◆ **CONSEGNA 1**
Traduci in inglese questa frase del testo sulla Squinzano DOC: "Il Rosso presenta un colore rubino profondo, con sfumature granate in affinamento."
◆ **CONSEGNA 2**
Riprendi il testo sulla Squinzano DOC e proseguilo a partire dalla sua ultima frase.

Caratteristiche principali
La Squinzano DOC è una denominazione pugliese che interessa una porzione di territorio tra le province di Lecce e Brindisi, nella parte settentrionale del Salento. È nota soprattutto per i vini rossi e rosati, prodotti a partire da uve Negroamaro (minimo 70%) con eventuale aggiunta di Malvasia Nera di Lecce o di Brindisi. Le tipologie principali sono il Rosso, anche in versione Riserva, e il Rosato.
Il Rosso presenta un colore rubino profondo, con sfumature granate in affinamento. Al naso emergono sentori di frutta scura, prugna, tabacco, cuoio e spezie dolci. Il gusto è caldo, pieno, strutturato, con tannini levigati e finale lungo. La versione Riserva richiede almeno due anni di affinamento, di cui sei mesi in legno. Il Rosato, di colore cerasuolo vivace, è fresco, fruttato e armonico, adatto a un consumo più immediato.

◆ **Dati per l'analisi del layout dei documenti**
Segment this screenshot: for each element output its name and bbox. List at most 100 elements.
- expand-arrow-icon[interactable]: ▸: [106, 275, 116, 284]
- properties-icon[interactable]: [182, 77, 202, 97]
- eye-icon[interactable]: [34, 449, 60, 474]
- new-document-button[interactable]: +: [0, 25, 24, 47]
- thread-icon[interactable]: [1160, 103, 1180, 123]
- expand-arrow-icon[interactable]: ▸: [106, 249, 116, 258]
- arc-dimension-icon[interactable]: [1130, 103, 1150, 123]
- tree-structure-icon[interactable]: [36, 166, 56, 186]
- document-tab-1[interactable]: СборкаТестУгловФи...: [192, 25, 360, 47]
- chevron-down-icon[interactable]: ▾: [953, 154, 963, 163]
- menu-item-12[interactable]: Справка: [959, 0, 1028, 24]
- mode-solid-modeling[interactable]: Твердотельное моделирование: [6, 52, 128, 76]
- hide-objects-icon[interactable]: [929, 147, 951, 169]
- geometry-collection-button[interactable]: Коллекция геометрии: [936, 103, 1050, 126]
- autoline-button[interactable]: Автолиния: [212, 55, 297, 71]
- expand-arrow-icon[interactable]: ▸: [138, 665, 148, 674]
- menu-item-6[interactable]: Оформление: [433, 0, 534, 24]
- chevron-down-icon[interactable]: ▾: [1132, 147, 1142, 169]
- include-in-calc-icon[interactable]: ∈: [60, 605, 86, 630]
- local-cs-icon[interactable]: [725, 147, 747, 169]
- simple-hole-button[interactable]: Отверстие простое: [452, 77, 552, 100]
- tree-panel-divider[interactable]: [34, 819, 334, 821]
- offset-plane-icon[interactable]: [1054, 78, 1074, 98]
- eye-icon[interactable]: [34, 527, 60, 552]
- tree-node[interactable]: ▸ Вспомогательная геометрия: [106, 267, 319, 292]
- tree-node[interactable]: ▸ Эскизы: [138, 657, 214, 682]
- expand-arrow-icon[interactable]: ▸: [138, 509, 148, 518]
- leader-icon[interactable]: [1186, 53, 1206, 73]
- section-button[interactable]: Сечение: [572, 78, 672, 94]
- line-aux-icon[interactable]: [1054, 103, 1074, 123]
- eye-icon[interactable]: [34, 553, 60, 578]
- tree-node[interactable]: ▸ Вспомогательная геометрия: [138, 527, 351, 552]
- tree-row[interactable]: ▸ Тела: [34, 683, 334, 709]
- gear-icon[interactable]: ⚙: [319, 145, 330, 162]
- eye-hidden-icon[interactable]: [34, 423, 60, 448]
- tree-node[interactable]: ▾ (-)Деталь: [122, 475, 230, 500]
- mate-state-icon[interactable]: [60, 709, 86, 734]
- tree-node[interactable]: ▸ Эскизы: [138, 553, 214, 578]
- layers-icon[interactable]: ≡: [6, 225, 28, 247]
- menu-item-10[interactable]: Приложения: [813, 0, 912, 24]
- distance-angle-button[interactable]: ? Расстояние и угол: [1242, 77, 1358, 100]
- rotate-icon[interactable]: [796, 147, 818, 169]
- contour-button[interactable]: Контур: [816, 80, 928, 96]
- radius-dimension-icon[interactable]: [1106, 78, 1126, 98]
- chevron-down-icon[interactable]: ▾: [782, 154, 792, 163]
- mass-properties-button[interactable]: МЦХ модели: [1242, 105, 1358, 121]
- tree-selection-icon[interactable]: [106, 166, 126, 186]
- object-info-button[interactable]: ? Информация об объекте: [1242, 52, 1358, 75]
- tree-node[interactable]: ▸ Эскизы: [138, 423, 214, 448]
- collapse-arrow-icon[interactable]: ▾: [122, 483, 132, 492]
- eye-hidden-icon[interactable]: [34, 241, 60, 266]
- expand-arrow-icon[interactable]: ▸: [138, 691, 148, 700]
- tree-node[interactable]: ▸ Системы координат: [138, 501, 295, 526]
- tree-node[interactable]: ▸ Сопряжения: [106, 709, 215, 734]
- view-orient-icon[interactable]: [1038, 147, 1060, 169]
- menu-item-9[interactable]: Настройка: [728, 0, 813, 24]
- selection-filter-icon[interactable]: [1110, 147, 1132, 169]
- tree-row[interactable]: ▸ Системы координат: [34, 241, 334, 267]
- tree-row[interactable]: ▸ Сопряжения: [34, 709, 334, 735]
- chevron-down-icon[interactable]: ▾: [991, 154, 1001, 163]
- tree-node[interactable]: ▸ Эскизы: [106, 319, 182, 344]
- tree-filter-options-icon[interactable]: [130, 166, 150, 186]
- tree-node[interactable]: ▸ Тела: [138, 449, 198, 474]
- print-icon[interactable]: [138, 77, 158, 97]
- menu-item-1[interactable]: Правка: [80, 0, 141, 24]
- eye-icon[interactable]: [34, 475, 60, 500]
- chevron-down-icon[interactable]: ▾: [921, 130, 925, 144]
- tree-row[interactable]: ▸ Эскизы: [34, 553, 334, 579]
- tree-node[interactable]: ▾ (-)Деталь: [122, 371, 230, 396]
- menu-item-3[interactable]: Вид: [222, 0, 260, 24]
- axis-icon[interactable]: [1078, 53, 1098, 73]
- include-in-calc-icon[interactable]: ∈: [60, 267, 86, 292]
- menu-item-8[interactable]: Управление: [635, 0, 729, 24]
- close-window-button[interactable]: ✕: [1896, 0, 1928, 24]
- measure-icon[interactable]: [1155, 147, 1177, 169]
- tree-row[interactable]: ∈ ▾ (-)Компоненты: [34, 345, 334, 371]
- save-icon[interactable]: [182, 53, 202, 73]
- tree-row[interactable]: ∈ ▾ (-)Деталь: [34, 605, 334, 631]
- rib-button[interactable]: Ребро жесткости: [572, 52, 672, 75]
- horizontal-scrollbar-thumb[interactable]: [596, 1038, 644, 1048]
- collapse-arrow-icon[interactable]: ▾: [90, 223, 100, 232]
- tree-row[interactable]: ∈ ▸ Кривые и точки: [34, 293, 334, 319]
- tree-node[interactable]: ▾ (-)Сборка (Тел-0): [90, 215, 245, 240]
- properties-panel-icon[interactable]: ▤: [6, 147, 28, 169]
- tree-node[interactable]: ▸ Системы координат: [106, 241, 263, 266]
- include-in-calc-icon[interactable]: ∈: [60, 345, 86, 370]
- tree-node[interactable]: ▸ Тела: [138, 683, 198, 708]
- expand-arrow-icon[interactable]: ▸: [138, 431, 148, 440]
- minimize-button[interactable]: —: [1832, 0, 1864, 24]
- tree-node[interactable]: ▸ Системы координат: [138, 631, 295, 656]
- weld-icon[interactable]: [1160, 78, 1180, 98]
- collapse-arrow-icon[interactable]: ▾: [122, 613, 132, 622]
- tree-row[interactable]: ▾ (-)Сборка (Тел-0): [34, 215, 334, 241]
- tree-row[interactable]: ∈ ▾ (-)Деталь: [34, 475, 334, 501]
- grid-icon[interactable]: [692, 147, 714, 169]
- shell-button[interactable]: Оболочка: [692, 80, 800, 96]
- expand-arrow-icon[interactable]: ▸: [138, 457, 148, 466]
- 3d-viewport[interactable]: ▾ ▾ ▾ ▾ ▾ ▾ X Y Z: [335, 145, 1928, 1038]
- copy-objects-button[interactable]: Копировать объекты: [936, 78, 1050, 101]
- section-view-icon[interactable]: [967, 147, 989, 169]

◆ **SOLUZIONE 1**
The Rosso has a deep ruby color, with garnet hues as it ages.

◆ **SOLUZIONE 2**
Storia
La vocazione vitivinicola dell’area di Squinzano affonda le radici nell’antichità messapica e romana, ma è nel corso del Novecento che il nome di questo centro salentino comincia ad affermarsi nel panorama enologico pugliese. La città era un punto di riferimento per il commercio di vino sfuso, in particolare verso il nord Italia, grazie alla forza e alla concentrazione dei suoi rossi.
Il riconoscimento della DOC è arrivato nel 1976, a conferma dell’importanza storica e qualitativa della zona. La denominazione ha rappresentato per molti anni un simbolo della produzione salentina, contribuendo alla valorizzazione del Negroamaro e del suo potenziale espressivo, ben prima del boom dell’enologia pugliese degli anni Duemila.
Produzione
La zona di produzione comprende il comune di Squinzano e quelli limitrofi, tra cui Trepuzzi, Campi Salentina, Novoli, San Pietro Vernotico e Torchiarolo. I vigneti si trovano su suoli tendenzialmente argillosi e calcarei, ben esposti e ventilati, con un clima mediterraneo segnato da estati calde e secche, piogge invernali contenute e ottima insolazione.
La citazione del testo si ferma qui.